● **Exercise**:
Copy out each line exactly; pictures stay out of the copy.
::: Dataset entries :::
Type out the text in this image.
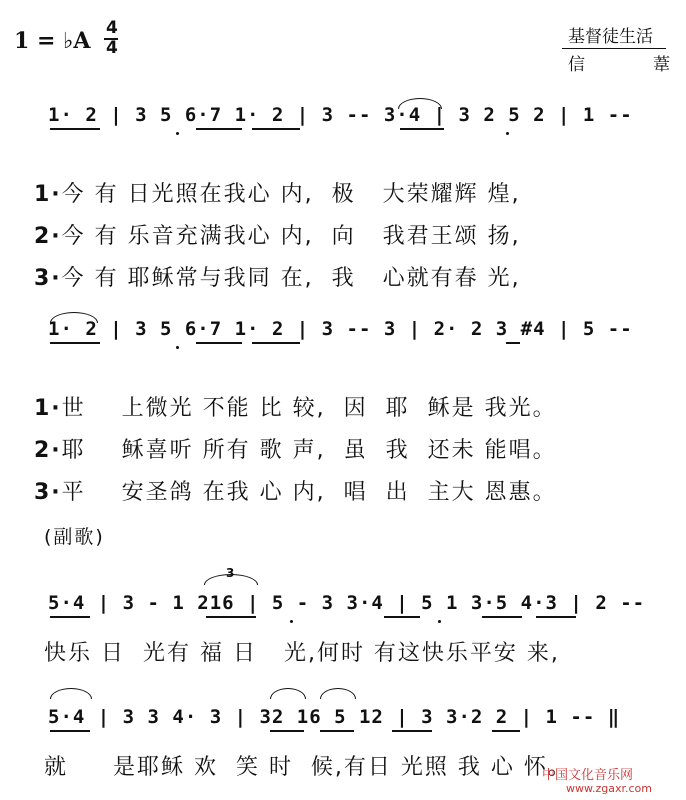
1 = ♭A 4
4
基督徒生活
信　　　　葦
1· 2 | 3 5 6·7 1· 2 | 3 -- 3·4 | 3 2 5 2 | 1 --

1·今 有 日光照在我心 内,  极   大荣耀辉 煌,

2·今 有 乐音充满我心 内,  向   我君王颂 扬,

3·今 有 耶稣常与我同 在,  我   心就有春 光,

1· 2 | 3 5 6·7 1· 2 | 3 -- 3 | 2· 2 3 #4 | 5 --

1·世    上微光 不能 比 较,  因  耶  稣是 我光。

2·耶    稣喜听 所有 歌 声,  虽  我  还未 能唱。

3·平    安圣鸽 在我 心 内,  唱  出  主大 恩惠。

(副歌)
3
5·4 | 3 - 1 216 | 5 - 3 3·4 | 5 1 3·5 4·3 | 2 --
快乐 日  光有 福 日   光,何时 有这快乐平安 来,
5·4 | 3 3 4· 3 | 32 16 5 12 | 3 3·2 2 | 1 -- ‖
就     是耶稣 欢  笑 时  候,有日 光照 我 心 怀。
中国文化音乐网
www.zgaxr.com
:::
● **Output**:
Type out the text in this image.
1 = ♭A 4
4
基督徒生活
信　　　　葦
1· 2 | 3 5 6·7 1· 2 | 3 -- 3·4 | 3 2 5 2 | 1 --

1·今 有 日光照在我心 内,  极   大荣耀辉 煌,

2·今 有 乐音充满我心 内,  向   我君王颂 扬,

3·今 有 耶稣常与我同 在,  我   心就有春 光,

1· 2 | 3 5 6·7 1· 2 | 3 -- 3 | 2· 2 3 #4 | 5 --

1·世    上微光 不能 比 较,  因  耶  稣是 我光。

2·耶    稣喜听 所有 歌 声,  虽  我  还未 能唱。

3·平    安圣鸽 在我 心 内,  唱  出  主大 恩惠。

(副歌)
3
5·4 | 3 - 1 216 | 5 - 3 3·4 | 5 1 3·5 4·3 | 2 --
快乐 日  光有 福 日   光,何时 有这快乐平安 来,
5·4 | 3 3 4· 3 | 32 16 5 12 | 3 3·2 2 | 1 -- ‖
就     是耶稣 欢  笑 时  候,有日 光照 我 心 怀。
中国文化音乐网
www.zgaxr.com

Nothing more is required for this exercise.